## TO BE DONE
Extract and list every line that contains the word "Humanities".

## SUPPLIED RECORDS
■ ■ ■ ■ ■

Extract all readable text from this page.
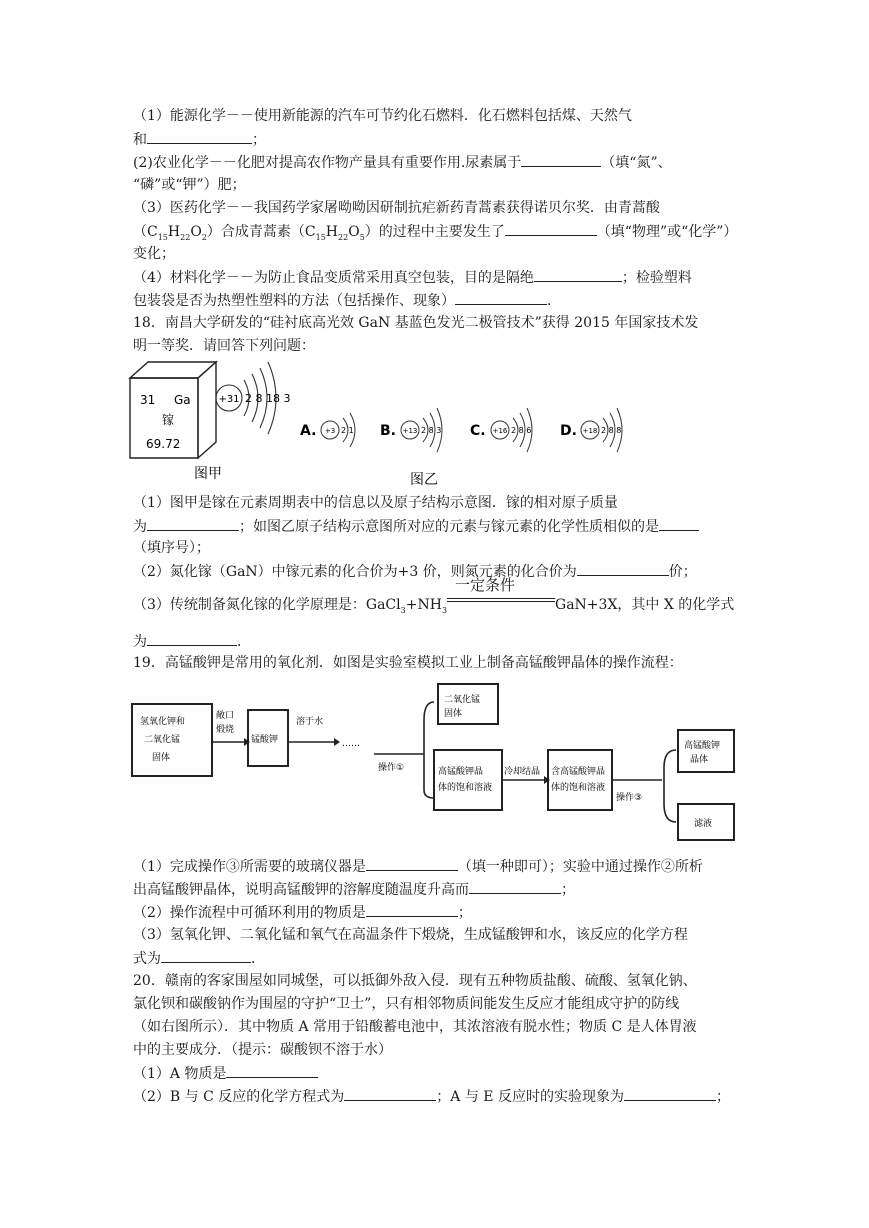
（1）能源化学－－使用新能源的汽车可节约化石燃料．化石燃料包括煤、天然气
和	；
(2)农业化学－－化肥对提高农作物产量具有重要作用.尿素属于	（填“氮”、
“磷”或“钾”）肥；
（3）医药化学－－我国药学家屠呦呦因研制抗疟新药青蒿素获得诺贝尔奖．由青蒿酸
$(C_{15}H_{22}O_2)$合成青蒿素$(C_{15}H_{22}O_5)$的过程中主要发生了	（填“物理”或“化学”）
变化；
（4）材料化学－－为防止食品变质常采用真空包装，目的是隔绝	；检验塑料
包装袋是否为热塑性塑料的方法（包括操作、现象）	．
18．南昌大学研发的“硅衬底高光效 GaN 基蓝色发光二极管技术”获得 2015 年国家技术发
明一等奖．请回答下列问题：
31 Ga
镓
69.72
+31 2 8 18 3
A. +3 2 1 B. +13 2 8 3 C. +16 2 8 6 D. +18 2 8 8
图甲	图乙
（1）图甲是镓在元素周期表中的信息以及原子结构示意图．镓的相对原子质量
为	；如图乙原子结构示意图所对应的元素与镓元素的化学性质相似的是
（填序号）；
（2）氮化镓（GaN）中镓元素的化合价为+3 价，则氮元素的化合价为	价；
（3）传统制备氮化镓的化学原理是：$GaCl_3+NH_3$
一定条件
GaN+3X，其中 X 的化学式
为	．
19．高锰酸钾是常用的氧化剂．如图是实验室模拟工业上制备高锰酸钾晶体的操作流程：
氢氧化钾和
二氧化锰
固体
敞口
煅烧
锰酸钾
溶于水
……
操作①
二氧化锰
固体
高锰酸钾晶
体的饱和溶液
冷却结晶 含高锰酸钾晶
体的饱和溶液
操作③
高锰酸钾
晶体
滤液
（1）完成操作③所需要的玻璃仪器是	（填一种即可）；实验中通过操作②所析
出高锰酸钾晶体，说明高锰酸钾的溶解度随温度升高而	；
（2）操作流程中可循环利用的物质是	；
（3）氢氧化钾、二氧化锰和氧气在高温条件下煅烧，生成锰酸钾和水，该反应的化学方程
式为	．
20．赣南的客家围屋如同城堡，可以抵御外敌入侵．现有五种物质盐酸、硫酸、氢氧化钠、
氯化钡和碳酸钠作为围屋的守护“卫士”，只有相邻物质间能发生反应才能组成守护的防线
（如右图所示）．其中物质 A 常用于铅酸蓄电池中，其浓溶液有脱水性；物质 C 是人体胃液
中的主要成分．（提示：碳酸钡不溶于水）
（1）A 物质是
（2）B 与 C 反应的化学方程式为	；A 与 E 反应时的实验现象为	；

■ ■ ■ ■ ■

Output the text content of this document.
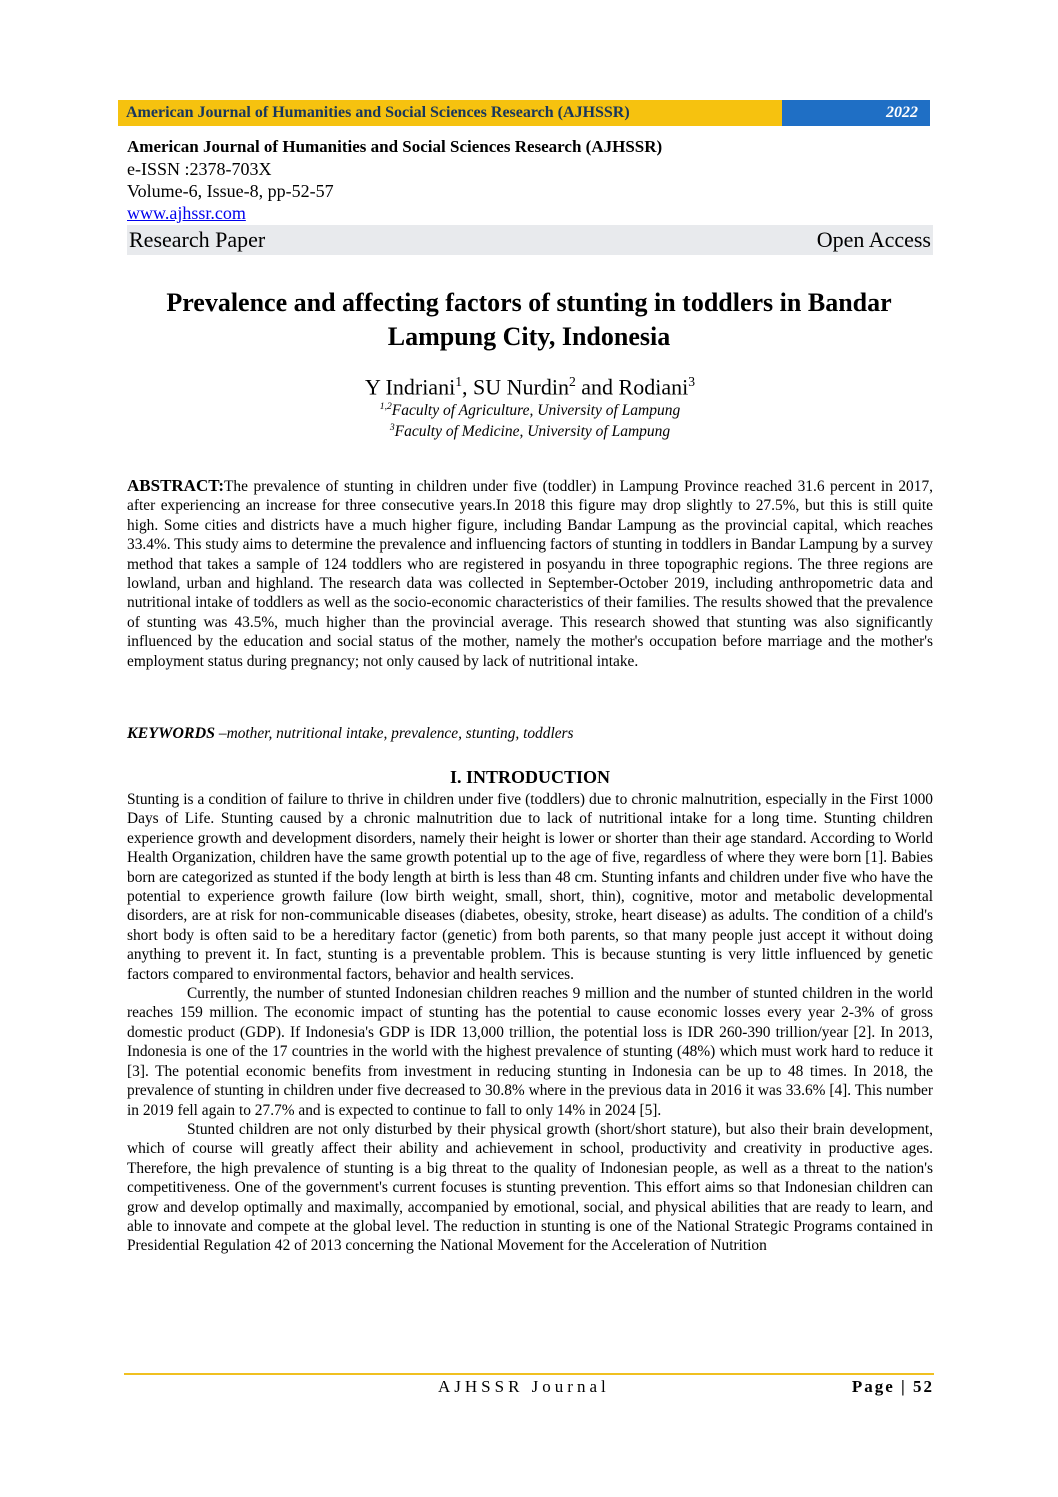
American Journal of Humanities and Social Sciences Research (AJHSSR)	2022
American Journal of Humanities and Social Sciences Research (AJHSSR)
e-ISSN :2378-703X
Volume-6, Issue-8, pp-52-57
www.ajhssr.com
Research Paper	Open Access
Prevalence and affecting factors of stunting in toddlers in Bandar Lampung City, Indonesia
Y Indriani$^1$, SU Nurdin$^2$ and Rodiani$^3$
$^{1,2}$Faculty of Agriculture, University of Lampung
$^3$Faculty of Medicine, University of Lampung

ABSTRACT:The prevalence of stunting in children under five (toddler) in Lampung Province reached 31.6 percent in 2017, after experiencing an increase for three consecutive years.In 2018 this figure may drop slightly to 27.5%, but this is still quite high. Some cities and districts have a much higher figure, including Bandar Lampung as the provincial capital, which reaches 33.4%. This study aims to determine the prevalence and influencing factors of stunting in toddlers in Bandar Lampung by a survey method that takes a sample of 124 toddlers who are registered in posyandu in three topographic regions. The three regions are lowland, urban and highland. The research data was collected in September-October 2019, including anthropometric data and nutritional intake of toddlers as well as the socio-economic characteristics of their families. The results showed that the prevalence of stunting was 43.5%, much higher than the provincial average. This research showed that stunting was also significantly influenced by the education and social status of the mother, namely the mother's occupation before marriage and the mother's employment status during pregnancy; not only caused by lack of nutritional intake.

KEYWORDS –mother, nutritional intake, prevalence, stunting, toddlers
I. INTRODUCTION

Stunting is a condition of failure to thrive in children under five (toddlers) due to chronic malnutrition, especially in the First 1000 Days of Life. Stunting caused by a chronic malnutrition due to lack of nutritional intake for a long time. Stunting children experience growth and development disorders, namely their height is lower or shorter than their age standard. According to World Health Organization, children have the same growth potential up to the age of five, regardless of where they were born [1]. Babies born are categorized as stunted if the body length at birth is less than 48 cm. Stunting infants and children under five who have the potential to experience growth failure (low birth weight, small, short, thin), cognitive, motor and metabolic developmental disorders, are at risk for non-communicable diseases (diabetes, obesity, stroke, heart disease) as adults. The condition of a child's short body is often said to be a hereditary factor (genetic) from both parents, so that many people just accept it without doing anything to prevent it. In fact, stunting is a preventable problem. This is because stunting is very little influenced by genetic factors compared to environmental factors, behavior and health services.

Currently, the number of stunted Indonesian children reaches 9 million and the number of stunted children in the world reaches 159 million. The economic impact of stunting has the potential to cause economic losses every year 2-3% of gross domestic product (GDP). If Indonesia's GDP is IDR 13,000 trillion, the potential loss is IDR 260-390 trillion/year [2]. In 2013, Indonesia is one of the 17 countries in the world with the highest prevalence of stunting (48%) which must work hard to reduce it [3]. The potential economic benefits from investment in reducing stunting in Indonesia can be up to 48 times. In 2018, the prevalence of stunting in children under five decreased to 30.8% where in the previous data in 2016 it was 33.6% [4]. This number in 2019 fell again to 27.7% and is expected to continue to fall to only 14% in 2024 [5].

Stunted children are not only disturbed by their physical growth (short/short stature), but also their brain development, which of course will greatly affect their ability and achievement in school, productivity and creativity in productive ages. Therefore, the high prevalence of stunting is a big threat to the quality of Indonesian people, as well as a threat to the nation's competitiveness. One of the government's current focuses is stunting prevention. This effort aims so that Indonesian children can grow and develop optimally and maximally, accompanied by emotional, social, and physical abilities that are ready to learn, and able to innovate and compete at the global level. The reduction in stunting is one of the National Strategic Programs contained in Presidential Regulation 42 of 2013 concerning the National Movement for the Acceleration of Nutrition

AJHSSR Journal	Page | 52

■ ■ ■ ■ ■

## SOLVED EXERCISE
American Journal of Humanities and Social Sciences Research (AJHSSR)	2022
American Journal of Humanities and Social Sciences Research (AJHSSR)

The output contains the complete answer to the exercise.